What you need to do: Pick out and copy every line below that has the word "JSON".

Provided material:
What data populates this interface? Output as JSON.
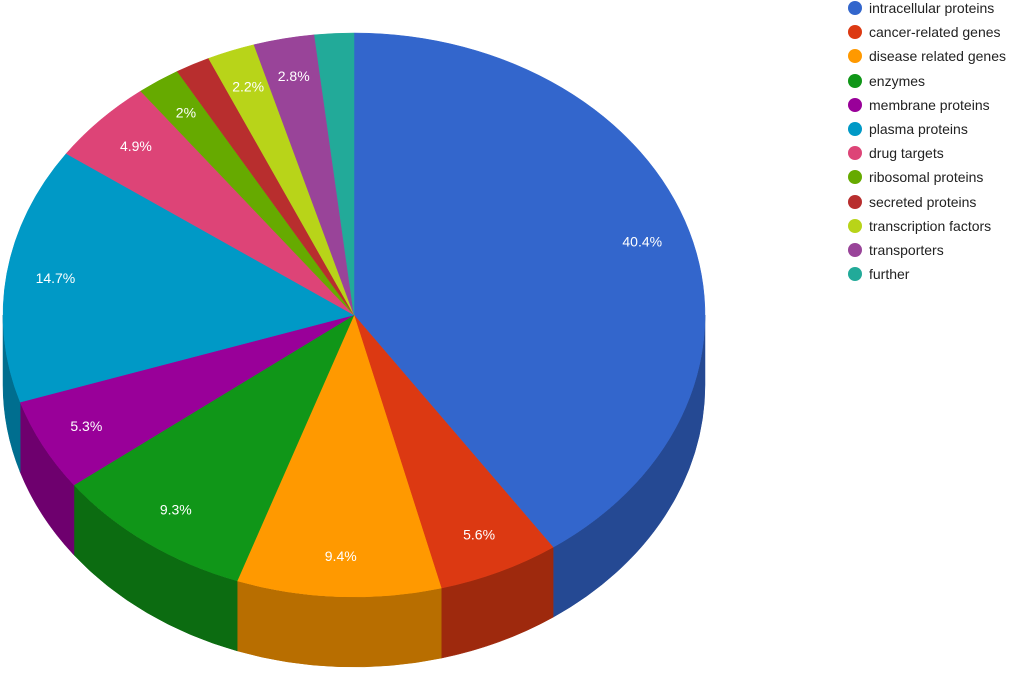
{
  "chart_data": {
    "type": "pie",
    "style": "3d",
    "legend_position": "right",
    "slices": [
      {
        "name": "intracellular proteins",
        "value": 40.4,
        "label": "40.4%",
        "color": "#3366cc"
      },
      {
        "name": "cancer-related genes",
        "value": 5.6,
        "label": "5.6%",
        "color": "#dc3912"
      },
      {
        "name": "disease related genes",
        "value": 9.4,
        "label": "9.4%",
        "color": "#ff9900"
      },
      {
        "name": "enzymes",
        "value": 9.3,
        "label": "9.3%",
        "color": "#109618"
      },
      {
        "name": "membrane proteins",
        "value": 5.3,
        "label": "5.3%",
        "color": "#990099"
      },
      {
        "name": "plasma proteins",
        "value": 14.7,
        "label": "14.7%",
        "color": "#0099c6"
      },
      {
        "name": "drug targets",
        "value": 4.9,
        "label": "4.9%",
        "color": "#dd4477"
      },
      {
        "name": "ribosomal proteins",
        "value": 2.0,
        "label": "2%",
        "color": "#66aa00"
      },
      {
        "name": "secreted proteins",
        "value": 1.6,
        "label": "",
        "color": "#b82e2e"
      },
      {
        "name": "transcription factors",
        "value": 2.2,
        "label": "2.2%",
        "color": "#b8d419"
      },
      {
        "name": "transporters",
        "value": 2.8,
        "label": "2.8%",
        "color": "#994499"
      },
      {
        "name": "further",
        "value": 1.8,
        "label": "",
        "color": "#22aa99"
      }
    ]
  }
}
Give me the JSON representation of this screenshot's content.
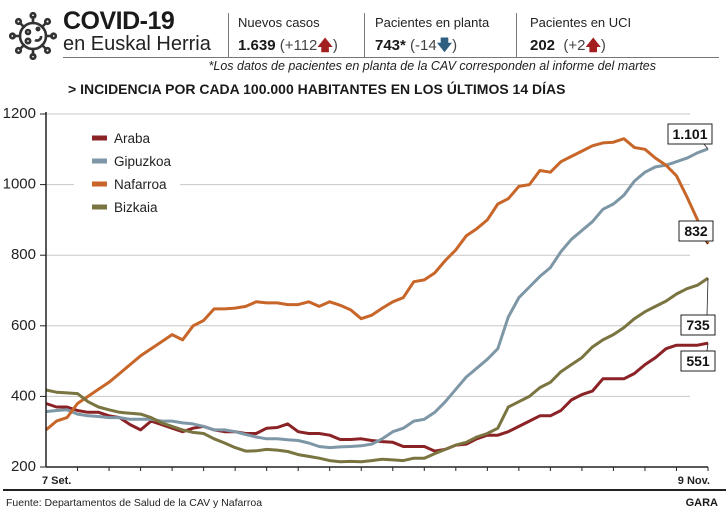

Completed task:
What data populates this interface? Output as JSON.
Give me the JSON representation of this screenshot's content.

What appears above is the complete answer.